#### [Stated problem]
Reproduce the following records verbatim, line for line.

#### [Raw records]
---

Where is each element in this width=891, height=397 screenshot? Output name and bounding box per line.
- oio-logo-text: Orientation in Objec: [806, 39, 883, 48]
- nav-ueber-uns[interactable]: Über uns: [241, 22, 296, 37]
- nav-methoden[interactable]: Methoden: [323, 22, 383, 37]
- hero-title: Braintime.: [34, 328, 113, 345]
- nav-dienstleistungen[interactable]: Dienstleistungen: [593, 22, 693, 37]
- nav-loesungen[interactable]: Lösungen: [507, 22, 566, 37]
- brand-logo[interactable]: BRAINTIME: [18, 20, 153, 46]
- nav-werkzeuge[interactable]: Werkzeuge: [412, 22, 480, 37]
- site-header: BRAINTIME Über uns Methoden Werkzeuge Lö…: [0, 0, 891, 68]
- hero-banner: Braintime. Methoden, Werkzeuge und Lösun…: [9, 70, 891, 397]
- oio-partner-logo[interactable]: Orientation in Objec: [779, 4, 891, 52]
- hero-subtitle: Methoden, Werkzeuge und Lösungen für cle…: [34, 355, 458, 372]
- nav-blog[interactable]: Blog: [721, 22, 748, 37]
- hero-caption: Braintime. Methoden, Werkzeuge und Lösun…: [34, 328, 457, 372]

---

#### [Answer below]
Where is each element in this width=891, height=397 screenshot? Output name and bounding box per line.
- oio-logo-text: Orientation in Objec: [806, 39, 883, 48]
- nav-ueber-uns[interactable]: Über uns: [241, 22, 296, 37]
- nav-methoden[interactable]: Methoden: [323, 22, 383, 37]
- hero-title: Braintime.: [34, 328, 113, 345]
- nav-dienstleistungen[interactable]: Dienstleistungen: [593, 22, 693, 37]
- nav-loesungen[interactable]: Lösungen: [507, 22, 566, 37]
- brand-logo[interactable]: BRAINTIME: [18, 20, 153, 46]
- nav-werkzeuge[interactable]: Werkzeuge: [412, 22, 480, 37]
- site-header: BRAINTIME Über uns Methoden Werkzeuge Lö…: [0, 0, 891, 68]
- hero-banner: Braintime. Methoden, Werkzeuge und Lösun…: [9, 70, 891, 397]
- oio-partner-logo[interactable]: Orientation in Objec: [779, 4, 891, 52]
- hero-subtitle: Methoden, Werkzeuge und Lösungen für cle…: [34, 355, 458, 372]
- nav-blog[interactable]: Blog: [721, 22, 748, 37]
- hero-caption: Braintime. Methoden, Werkzeuge und Lösun…: [34, 328, 457, 372]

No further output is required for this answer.